> [Requirements]: Copy each line exactly.
····················
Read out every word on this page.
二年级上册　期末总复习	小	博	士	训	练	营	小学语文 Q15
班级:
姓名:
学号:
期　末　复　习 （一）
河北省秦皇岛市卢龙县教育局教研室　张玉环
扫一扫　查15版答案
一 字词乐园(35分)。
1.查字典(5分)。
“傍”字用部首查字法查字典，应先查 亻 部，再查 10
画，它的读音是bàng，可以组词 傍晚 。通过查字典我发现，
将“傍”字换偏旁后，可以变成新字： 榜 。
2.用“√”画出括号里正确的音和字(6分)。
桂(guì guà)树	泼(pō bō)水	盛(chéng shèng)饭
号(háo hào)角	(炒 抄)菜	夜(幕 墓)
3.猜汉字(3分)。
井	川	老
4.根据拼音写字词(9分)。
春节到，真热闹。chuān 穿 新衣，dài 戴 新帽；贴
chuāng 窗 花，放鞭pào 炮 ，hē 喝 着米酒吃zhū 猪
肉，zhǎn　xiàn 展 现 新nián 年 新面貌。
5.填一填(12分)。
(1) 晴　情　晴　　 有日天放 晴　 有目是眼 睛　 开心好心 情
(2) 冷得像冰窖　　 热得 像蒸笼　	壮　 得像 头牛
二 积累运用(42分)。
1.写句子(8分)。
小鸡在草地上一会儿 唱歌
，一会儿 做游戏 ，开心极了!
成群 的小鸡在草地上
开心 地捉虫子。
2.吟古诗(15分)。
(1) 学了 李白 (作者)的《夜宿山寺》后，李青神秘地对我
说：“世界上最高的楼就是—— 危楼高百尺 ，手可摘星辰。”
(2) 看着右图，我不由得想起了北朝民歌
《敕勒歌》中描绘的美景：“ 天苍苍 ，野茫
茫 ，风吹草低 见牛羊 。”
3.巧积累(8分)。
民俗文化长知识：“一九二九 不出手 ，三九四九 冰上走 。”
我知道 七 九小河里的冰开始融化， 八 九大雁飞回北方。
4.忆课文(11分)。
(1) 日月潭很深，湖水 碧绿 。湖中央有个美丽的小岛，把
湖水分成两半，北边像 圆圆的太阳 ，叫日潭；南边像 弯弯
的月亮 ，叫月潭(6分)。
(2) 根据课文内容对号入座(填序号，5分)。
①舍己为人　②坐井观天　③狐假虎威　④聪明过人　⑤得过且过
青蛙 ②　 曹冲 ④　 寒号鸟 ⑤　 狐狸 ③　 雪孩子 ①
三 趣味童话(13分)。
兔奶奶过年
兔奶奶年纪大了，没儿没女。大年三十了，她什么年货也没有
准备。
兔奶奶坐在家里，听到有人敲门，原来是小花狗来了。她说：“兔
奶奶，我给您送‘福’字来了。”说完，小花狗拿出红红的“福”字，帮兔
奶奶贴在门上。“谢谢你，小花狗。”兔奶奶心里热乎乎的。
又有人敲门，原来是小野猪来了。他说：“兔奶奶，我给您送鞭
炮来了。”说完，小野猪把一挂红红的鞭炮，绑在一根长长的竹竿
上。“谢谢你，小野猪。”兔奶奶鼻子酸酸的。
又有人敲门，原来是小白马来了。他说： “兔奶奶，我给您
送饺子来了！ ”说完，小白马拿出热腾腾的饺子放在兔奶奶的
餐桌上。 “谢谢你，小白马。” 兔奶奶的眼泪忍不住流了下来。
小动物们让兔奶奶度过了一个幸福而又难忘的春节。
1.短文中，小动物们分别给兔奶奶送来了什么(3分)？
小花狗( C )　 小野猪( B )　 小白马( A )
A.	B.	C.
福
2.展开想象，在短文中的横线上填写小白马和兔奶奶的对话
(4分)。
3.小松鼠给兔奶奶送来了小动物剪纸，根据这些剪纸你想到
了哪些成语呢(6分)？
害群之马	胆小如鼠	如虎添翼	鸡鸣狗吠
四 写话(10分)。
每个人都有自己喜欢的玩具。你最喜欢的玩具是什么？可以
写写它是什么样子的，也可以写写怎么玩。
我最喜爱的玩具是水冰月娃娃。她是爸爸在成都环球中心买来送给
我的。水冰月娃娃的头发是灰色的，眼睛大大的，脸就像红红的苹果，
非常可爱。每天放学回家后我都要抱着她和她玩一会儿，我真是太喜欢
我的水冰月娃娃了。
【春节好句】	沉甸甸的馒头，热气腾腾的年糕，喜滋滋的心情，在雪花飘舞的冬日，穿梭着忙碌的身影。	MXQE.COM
····················
> [Reply to the task]:
Read out every word on this page.
二年级上册　期末总复习	小	博	士	训	练	营	小学语文 Q15
班级:
姓名:
学号:
期　末　复　习 （一）
河北省秦皇岛市卢龙县教育局教研室　张玉环
扫一扫　查15版答案
一 字词乐园(35分)。
1.查字典(5分)。
“傍”字用部首查字法查字典，应先查 亻 部，再查 10
画，它的读音是bàng，可以组词 傍晚 。通过查字典我发现，
将“傍”字换偏旁后，可以变成新字： 榜 。
2.用“√”画出括号里正确的音和字(6分)。
桂(guì guà)树	泼(pō bō)水	盛(chéng shèng)饭
号(háo hào)角	(炒 抄)菜	夜(幕 墓)
3.猜汉字(3分)。
井	川	老
4.根据拼音写字词(9分)。
春节到，真热闹。chuān 穿 新衣，dài 戴 新帽；贴
chuāng 窗 花，放鞭pào 炮 ，hē 喝 着米酒吃zhū 猪
肉，zhǎn　xiàn 展 现 新nián 年 新面貌。
5.填一填(12分)。
(1) 晴　情　晴　　 有日天放 晴　 有目是眼 睛　 开心好心 情
(2) 冷得像冰窖　　 热得 像蒸笼　	壮　 得像 头牛
二 积累运用(42分)。
1.写句子(8分)。
小鸡在草地上一会儿 唱歌
，一会儿 做游戏 ，开心极了!
成群 的小鸡在草地上
开心 地捉虫子。
2.吟古诗(15分)。
(1) 学了 李白 (作者)的《夜宿山寺》后，李青神秘地对我
说：“世界上最高的楼就是—— 危楼高百尺 ，手可摘星辰。”
(2) 看着右图，我不由得想起了北朝民歌
《敕勒歌》中描绘的美景：“ 天苍苍 ，野茫
茫 ，风吹草低 见牛羊 。”
3.巧积累(8分)。
民俗文化长知识：“一九二九 不出手 ，三九四九 冰上走 。”
我知道 七 九小河里的冰开始融化， 八 九大雁飞回北方。
4.忆课文(11分)。
(1) 日月潭很深，湖水 碧绿 。湖中央有个美丽的小岛，把
湖水分成两半，北边像 圆圆的太阳 ，叫日潭；南边像 弯弯
的月亮 ，叫月潭(6分)。
(2) 根据课文内容对号入座(填序号，5分)。
①舍己为人　②坐井观天　③狐假虎威　④聪明过人　⑤得过且过
青蛙 ②　 曹冲 ④　 寒号鸟 ⑤　 狐狸 ③　 雪孩子 ①
三 趣味童话(13分)。
兔奶奶过年
兔奶奶年纪大了，没儿没女。大年三十了，她什么年货也没有
准备。
兔奶奶坐在家里，听到有人敲门，原来是小花狗来了。她说：“兔
奶奶，我给您送‘福’字来了。”说完，小花狗拿出红红的“福”字，帮兔
奶奶贴在门上。“谢谢你，小花狗。”兔奶奶心里热乎乎的。
又有人敲门，原来是小野猪来了。他说：“兔奶奶，我给您送鞭
炮来了。”说完，小野猪把一挂红红的鞭炮，绑在一根长长的竹竿
上。“谢谢你，小野猪。”兔奶奶鼻子酸酸的。
又有人敲门，原来是小白马来了。他说： “兔奶奶，我给您
送饺子来了！ ”说完，小白马拿出热腾腾的饺子放在兔奶奶的
餐桌上。 “谢谢你，小白马。” 兔奶奶的眼泪忍不住流了下来。
小动物们让兔奶奶度过了一个幸福而又难忘的春节。
1.短文中，小动物们分别给兔奶奶送来了什么(3分)？
小花狗( C )　 小野猪( B )　 小白马( A )
A.	B.	C.
福
2.展开想象，在短文中的横线上填写小白马和兔奶奶的对话
(4分)。
3.小松鼠给兔奶奶送来了小动物剪纸，根据这些剪纸你想到
了哪些成语呢(6分)？
害群之马	胆小如鼠	如虎添翼	鸡鸣狗吠
四 写话(10分)。
每个人都有自己喜欢的玩具。你最喜欢的玩具是什么？可以
写写它是什么样子的，也可以写写怎么玩。
我最喜爱的玩具是水冰月娃娃。她是爸爸在成都环球中心买来送给
我的。水冰月娃娃的头发是灰色的，眼睛大大的，脸就像红红的苹果，
非常可爱。每天放学回家后我都要抱着她和她玩一会儿，我真是太喜欢
我的水冰月娃娃了。
【春节好句】	沉甸甸的馒头，热气腾腾的年糕，喜滋滋的心情，在雪花飘舞的冬日，穿梭着忙碌的身影。	MXQE.COM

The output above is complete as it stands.